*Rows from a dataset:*
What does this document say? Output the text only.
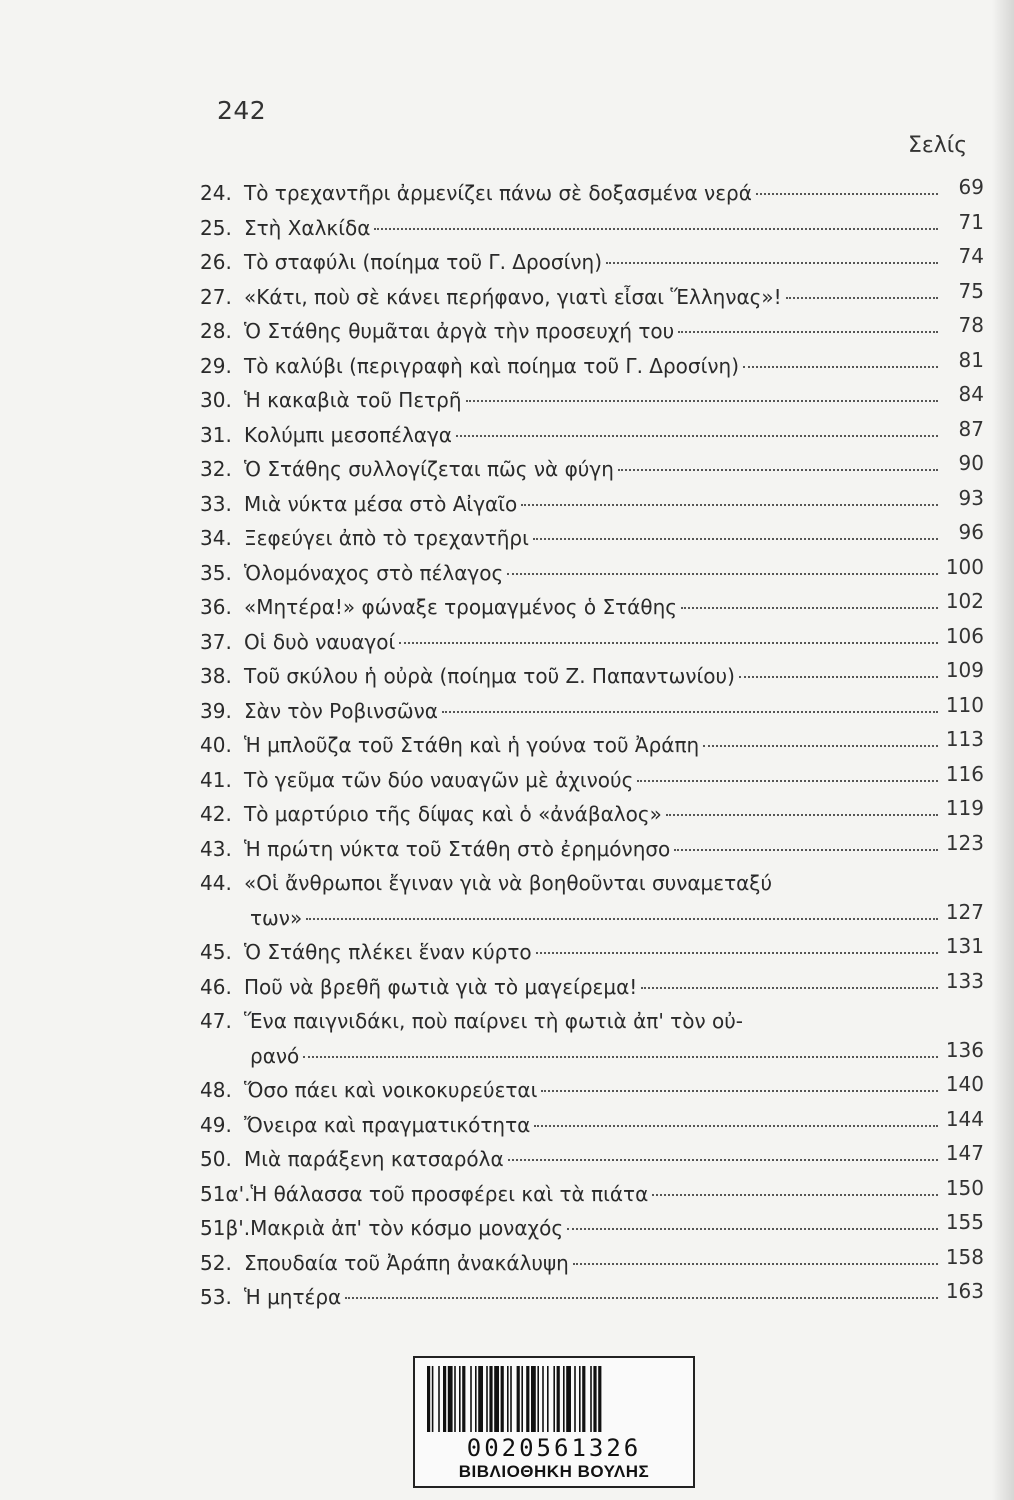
242
Σελίς
24. Τὸ τρεχαντῆρι ἀρμενίζει πάνω σὲ δοξασμένα νερά	69
25. Στὴ Χαλκίδα	71
26. Τὸ σταφύλι (ποίημα τοῦ Γ. Δροσίνη)	74
27. «Κάτι, ποὺ σὲ κάνει περήφανο, γιατὶ εἶσαι Ἕλληνας»!	75
28. Ὁ Στάθης θυμᾶται ἀργὰ τὴν προσευχή του	78
29. Τὸ καλύβι (περιγραφὴ καὶ ποίημα τοῦ Γ. Δροσίνη)	81
30. Ἡ κακαβιὰ τοῦ Πετρῆ	84
31. Κολύμπι μεσοπέλαγα	87
32. Ὁ Στάθης συλλογίζεται πῶς νὰ φύγη	90
33. Μιὰ νύκτα μέσα στὸ Αἰγαῖο	93
34. Ξεφεύγει ἀπὸ τὸ τρεχαντῆρι	96
35. Ὁλομόναχος στὸ πέλαγος	100
36. «Μητέρα!» φώναξε τρομαγμένος ὁ Στάθης	102
37. Οἱ δυὸ ναυαγοί	106
38. Τοῦ σκύλου ἡ οὐρὰ (ποίημα τοῦ Ζ. Παπαντωνίου)	109
39. Σὰν τὸν Ροβινσῶνα	110
40. Ἡ μπλοῦζα τοῦ Στάθη καὶ ἡ γούνα τοῦ Ἀράπη	113
41. Τὸ γεῦμα τῶν δύο ναυαγῶν μὲ ἀχινούς	116
42. Τὸ μαρτύριο τῆς δίψας καὶ ὁ «ἀνάβαλος»	119
43. Ἡ πρώτη νύκτα τοῦ Στάθη στὸ ἐρημόνησο	123
44. «Οἱ ἄνθρωποι ἔγιναν γιὰ νὰ βοηθοῦνται συναμεταξύ
των»	127
45. Ὁ Στάθης πλέκει ἕναν κύρτο	131
46. Ποῦ νὰ βρεθῆ φωτιὰ γιὰ τὸ μαγείρεμα!	133
47. Ἕνα παιγνιδάκι, ποὺ παίρνει τὴ φωτιὰ ἀπ' τὸν οὐ-
ρανό	136
48. Ὅσο πάει καὶ νοικοκυρεύεται	140
49. Ὄνειρα καὶ πραγματικότητα	144
50. Μιὰ παράξενη κατσαρόλα	147
51α'. Ἡ θάλασσα τοῦ προσφέρει καὶ τὰ πιάτα	150
51β'. Μακριὰ ἀπ' τὸν κόσμο μοναχός	155
52. Σπουδαία τοῦ Ἀράπη ἀνακάλυψη	158
53. Ἡ μητέρα	163
0020561326
ΒΙΒΛΙΟΘΗΚΗ ΒΟΥΛΗΣ
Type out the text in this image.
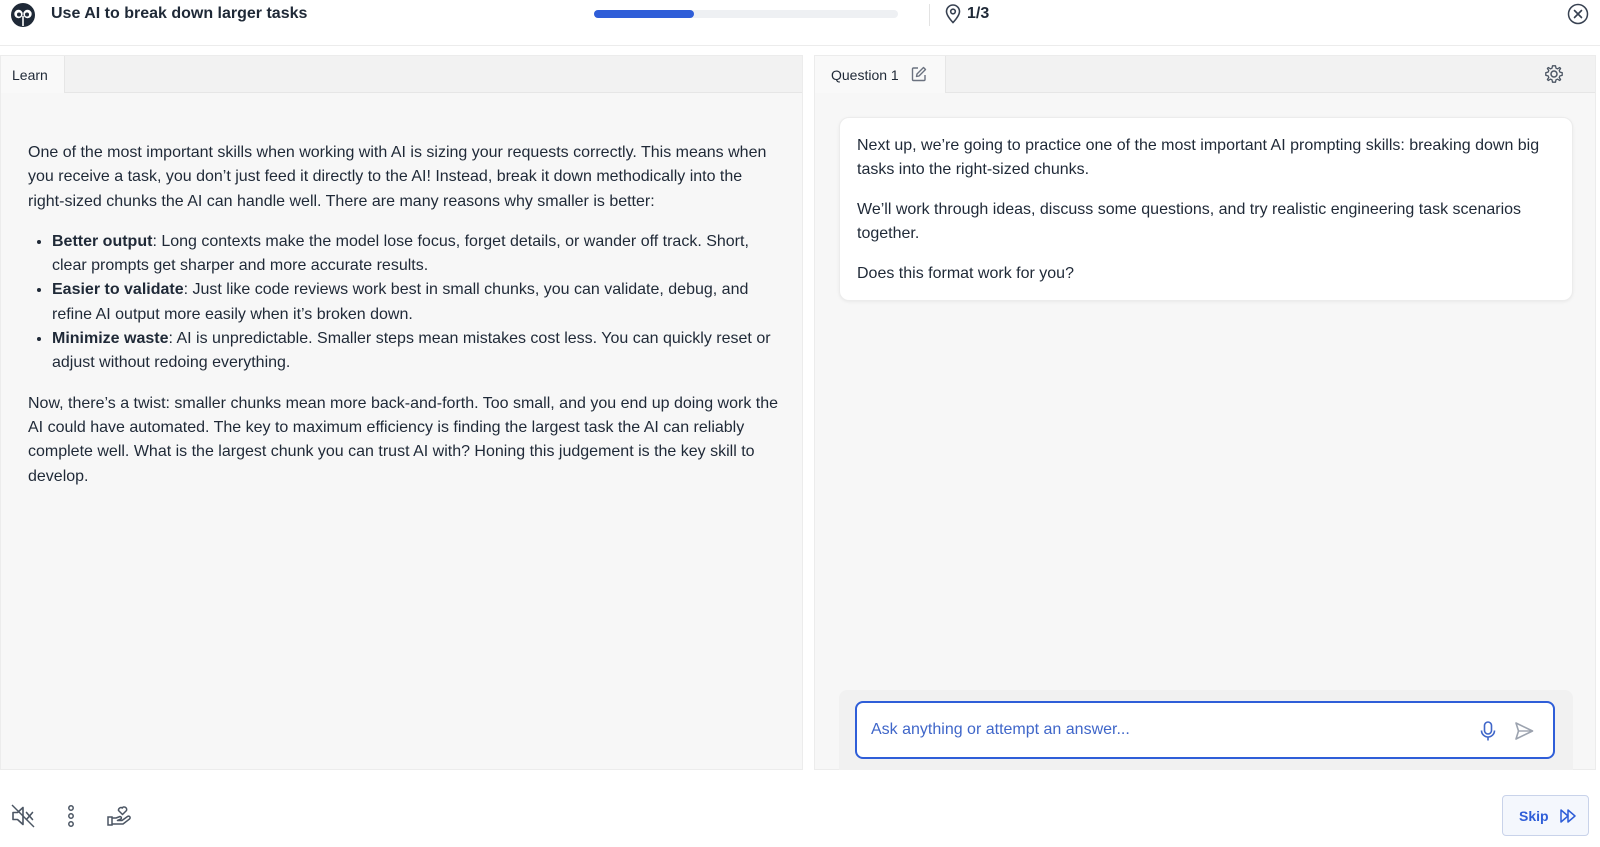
Use AI to break down larger tasks	1/3
Learn

One of the most important skills when working with AI is sizing your requests correctly. This means when you receive a task, you don’t just feed it directly to the AI! Instead, break it down methodically into the right-sized chunks the AI can handle well. There are many reasons why smaller is better:

• Better output: Long contexts make the model lose focus, forget details, or wander off track. Short, clear prompts get sharper and more accurate results.
• Easier to validate: Just like code reviews work best in small chunks, you can validate, debug, and refine AI output more easily when it’s broken down.
• Minimize waste: AI is unpredictable. Smaller steps mean mistakes cost less. You can quickly reset or adjust without redoing everything.

Now, there’s a twist: smaller chunks mean more back-and-forth. Too small, and you end up doing work the AI could have automated. The key to maximum efficiency is finding the largest task the AI can reliably complete well. What is the largest chunk you can trust AI with? Honing this judgement is the key skill to develop.

Question 1

Next up, we’re going to practice one of the most important AI prompting skills: breaking down big tasks into the right-sized chunks.

We’ll work through ideas, discuss some questions, and try realistic engineering task scenarios together.

Does this format work for you?

Ask anything or attempt an answer...
Skip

*Task to carry out:*
Print the listing above in full, exactly as written. Omit any pictures.

*Result below:*
What does this document say? Output the text only.
242
Σελίς
24. Τὸ τρεχαντῆρι ἀρμενίζει πάνω σὲ δοξασμένα νερά	69
25. Στὴ Χαλκίδα	71
26. Τὸ σταφύλι (ποίημα τοῦ Γ. Δροσίνη)	74
27. «Κάτι, ποὺ σὲ κάνει περήφανο, γιατὶ εἶσαι Ἕλληνας»!	75
28. Ὁ Στάθης θυμᾶται ἀργὰ τὴν προσευχή του	78
29. Τὸ καλύβι (περιγραφὴ καὶ ποίημα τοῦ Γ. Δροσίνη)	81
30. Ἡ κακαβιὰ τοῦ Πετρῆ	84
31. Κολύμπι μεσοπέλαγα	87
32. Ὁ Στάθης συλλογίζεται πῶς νὰ φύγη	90
33. Μιὰ νύκτα μέσα στὸ Αἰγαῖο	93
34. Ξεφεύγει ἀπὸ τὸ τρεχαντῆρι	96
35. Ὁλομόναχος στὸ πέλαγος	100
36. «Μητέρα!» φώναξε τρομαγμένος ὁ Στάθης	102
37. Οἱ δυὸ ναυαγοί	106
38. Τοῦ σκύλου ἡ οὐρὰ (ποίημα τοῦ Ζ. Παπαντωνίου)	109
39. Σὰν τὸν Ροβινσῶνα	110
40. Ἡ μπλοῦζα τοῦ Στάθη καὶ ἡ γούνα τοῦ Ἀράπη	113
41. Τὸ γεῦμα τῶν δύο ναυαγῶν μὲ ἀχινούς	116
42. Τὸ μαρτύριο τῆς δίψας καὶ ὁ «ἀνάβαλος»	119
43. Ἡ πρώτη νύκτα τοῦ Στάθη στὸ ἐρημόνησο	123
44. «Οἱ ἄνθρωποι ἔγιναν γιὰ νὰ βοηθοῦνται συναμεταξύ
των»	127
45. Ὁ Στάθης πλέκει ἕναν κύρτο	131
46. Ποῦ νὰ βρεθῆ φωτιὰ γιὰ τὸ μαγείρεμα!	133
47. Ἕνα παιγνιδάκι, ποὺ παίρνει τὴ φωτιὰ ἀπ' τὸν οὐ-
ρανό	136
48. Ὅσο πάει καὶ νοικοκυρεύεται	140
49. Ὄνειρα καὶ πραγματικότητα	144
50. Μιὰ παράξενη κατσαρόλα	147
51α'. Ἡ θάλασσα τοῦ προσφέρει καὶ τὰ πιάτα	150
51β'. Μακριὰ ἀπ' τὸν κόσμο μοναχός	155
52. Σπουδαία τοῦ Ἀράπη ἀνακάλυψη	158
53. Ἡ μητέρα	163
0020561326
ΒΙΒΛΙΟΘΗΚΗ ΒΟΥΛΗΣ
Type out the text in this image.
Use AI to break down larger tasks	1/3
Learn

One of the most important skills when working with AI is sizing your requests correctly. This means when you receive a task, you don’t just feed it directly to the AI! Instead, break it down methodically into the right-sized chunks the AI can handle well. There are many reasons why smaller is better:

• Better output: Long contexts make the model lose focus, forget details, or wander off track. Short, clear prompts get sharper and more accurate results.
• Easier to validate: Just like code reviews work best in small chunks, you can validate, debug, and refine AI output more easily when it’s broken down.
• Minimize waste: AI is unpredictable. Smaller steps mean mistakes cost less. You can quickly reset or adjust without redoing everything.

Now, there’s a twist: smaller chunks mean more back-and-forth. Too small, and you end up doing work the AI could have automated. The key to maximum efficiency is finding the largest task the AI can reliably complete well. What is the largest chunk you can trust AI with? Honing this judgement is the key skill to develop.

Question 1

Next up, we’re going to practice one of the most important AI prompting skills: breaking down big tasks into the right-sized chunks.

We’ll work through ideas, discuss some questions, and try realistic engineering task scenarios together.

Does this format work for you?

Ask anything or attempt an answer...
Skip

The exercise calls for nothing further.